══ Source records

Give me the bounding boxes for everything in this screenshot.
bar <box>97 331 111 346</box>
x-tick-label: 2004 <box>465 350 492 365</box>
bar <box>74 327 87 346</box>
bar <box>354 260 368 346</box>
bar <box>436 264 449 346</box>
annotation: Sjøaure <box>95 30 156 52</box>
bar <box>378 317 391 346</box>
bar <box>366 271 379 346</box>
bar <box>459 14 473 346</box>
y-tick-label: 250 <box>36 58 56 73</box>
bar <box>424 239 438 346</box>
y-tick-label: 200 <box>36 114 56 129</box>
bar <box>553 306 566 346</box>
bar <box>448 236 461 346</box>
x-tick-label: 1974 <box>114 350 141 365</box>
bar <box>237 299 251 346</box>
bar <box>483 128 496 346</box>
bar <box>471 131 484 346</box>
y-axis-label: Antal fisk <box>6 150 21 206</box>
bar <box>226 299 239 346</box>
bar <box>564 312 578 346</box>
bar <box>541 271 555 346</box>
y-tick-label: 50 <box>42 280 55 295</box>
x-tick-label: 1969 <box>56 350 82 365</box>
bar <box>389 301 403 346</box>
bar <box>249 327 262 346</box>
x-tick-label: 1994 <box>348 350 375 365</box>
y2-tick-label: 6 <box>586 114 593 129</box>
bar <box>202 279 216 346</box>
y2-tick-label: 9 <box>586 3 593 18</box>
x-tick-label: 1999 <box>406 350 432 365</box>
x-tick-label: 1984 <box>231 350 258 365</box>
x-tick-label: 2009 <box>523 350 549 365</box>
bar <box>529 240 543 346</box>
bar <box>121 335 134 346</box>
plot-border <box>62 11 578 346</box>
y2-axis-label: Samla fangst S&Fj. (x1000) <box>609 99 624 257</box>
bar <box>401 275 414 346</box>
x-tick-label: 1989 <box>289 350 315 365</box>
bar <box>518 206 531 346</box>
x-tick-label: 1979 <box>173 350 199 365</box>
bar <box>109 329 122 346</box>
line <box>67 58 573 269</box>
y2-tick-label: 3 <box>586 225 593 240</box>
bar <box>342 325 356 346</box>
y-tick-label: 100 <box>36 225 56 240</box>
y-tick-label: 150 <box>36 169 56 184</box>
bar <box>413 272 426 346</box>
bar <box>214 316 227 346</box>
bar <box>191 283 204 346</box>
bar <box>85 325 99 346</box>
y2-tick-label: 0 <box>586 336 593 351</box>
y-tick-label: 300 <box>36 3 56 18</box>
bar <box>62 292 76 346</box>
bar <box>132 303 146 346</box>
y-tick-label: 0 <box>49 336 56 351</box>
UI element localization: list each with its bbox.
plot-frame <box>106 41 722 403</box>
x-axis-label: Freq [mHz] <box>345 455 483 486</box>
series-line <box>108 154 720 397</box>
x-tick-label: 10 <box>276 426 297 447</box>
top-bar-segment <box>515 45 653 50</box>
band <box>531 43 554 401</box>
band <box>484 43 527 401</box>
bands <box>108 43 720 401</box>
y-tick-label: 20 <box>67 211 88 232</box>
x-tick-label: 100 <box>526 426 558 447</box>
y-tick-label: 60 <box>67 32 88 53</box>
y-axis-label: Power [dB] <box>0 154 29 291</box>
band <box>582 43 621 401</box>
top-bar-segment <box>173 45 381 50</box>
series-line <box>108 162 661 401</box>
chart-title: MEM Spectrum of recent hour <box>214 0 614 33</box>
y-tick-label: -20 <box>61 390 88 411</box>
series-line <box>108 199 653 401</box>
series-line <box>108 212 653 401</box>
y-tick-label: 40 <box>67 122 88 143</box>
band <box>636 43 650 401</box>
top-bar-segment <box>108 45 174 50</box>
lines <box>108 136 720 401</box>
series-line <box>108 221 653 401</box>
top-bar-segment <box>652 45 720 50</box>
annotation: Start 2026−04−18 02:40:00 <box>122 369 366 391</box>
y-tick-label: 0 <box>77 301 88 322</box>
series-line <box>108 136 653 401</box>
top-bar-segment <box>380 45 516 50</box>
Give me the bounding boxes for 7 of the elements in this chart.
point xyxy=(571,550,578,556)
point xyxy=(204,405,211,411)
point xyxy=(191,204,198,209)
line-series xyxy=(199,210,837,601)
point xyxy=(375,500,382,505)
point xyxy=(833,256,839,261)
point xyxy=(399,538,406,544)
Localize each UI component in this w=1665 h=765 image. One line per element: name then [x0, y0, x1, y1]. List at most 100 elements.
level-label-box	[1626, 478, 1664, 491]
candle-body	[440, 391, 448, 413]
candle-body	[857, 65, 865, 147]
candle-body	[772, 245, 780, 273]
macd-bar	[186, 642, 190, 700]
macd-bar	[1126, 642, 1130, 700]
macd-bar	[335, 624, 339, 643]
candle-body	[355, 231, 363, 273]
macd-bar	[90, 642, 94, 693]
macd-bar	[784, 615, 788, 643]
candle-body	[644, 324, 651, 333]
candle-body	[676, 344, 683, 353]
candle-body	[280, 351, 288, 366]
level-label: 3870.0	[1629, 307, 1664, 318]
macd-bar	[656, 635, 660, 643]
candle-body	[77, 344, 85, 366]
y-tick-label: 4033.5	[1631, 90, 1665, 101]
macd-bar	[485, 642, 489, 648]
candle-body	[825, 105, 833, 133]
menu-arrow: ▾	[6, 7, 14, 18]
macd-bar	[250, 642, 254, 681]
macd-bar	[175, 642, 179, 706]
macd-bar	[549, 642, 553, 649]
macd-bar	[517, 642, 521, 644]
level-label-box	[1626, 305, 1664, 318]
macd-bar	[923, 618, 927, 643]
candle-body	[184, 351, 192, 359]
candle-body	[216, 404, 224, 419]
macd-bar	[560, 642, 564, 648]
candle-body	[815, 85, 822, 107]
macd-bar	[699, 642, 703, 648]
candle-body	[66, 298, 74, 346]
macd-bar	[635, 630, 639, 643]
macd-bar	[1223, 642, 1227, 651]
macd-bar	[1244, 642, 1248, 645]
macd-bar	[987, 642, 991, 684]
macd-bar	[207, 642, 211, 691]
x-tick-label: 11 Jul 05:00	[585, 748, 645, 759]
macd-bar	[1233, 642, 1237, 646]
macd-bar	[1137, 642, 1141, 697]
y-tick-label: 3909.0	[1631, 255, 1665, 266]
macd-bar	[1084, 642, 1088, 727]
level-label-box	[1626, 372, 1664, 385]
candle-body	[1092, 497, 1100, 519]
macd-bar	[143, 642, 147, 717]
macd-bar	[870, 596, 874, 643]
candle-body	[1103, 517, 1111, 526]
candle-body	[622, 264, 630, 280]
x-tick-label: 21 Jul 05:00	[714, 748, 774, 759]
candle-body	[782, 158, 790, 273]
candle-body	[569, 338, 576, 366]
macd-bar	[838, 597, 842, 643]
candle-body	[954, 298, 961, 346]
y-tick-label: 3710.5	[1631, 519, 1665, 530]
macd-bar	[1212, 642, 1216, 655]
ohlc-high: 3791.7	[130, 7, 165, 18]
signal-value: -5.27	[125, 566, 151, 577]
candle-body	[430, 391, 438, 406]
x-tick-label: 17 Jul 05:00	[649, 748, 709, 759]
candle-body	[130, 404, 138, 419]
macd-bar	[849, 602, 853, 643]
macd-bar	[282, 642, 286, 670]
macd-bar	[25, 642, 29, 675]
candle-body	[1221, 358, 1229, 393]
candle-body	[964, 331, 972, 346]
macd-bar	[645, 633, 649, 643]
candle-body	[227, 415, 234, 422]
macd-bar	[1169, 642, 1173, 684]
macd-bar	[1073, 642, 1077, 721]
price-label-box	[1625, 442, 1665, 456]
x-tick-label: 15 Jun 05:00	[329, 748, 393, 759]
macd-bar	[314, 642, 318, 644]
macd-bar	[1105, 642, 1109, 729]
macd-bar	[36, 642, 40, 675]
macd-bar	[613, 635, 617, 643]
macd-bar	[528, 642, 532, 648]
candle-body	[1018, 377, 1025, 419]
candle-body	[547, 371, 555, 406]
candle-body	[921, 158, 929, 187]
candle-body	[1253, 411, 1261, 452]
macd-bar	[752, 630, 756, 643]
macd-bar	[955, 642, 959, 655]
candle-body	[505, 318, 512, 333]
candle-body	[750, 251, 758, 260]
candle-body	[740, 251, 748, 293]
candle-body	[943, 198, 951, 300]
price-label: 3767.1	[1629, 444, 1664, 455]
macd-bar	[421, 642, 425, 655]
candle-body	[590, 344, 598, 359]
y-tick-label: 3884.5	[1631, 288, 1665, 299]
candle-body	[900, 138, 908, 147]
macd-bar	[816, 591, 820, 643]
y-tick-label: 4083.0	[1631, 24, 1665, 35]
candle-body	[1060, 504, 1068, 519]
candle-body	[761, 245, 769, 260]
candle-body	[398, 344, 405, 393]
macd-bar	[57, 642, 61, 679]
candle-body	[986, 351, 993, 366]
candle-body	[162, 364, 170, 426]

════

▸ **Stated problem**
Can you print the stretch of rows from the very first one through the line containing "bar <box>237 299 251 346</box>", both included, with every character unchanged?

▸ **Answer**
Give me the bounding boxes for everything in this screenshot.
bar <box>97 331 111 346</box>
x-tick-label: 2004 <box>465 350 492 365</box>
bar <box>74 327 87 346</box>
bar <box>354 260 368 346</box>
bar <box>436 264 449 346</box>
annotation: Sjøaure <box>95 30 156 52</box>
bar <box>378 317 391 346</box>
bar <box>366 271 379 346</box>
bar <box>459 14 473 346</box>
y-tick-label: 250 <box>36 58 56 73</box>
bar <box>424 239 438 346</box>
y-tick-label: 200 <box>36 114 56 129</box>
bar <box>553 306 566 346</box>
bar <box>448 236 461 346</box>
x-tick-label: 1974 <box>114 350 141 365</box>
bar <box>237 299 251 346</box>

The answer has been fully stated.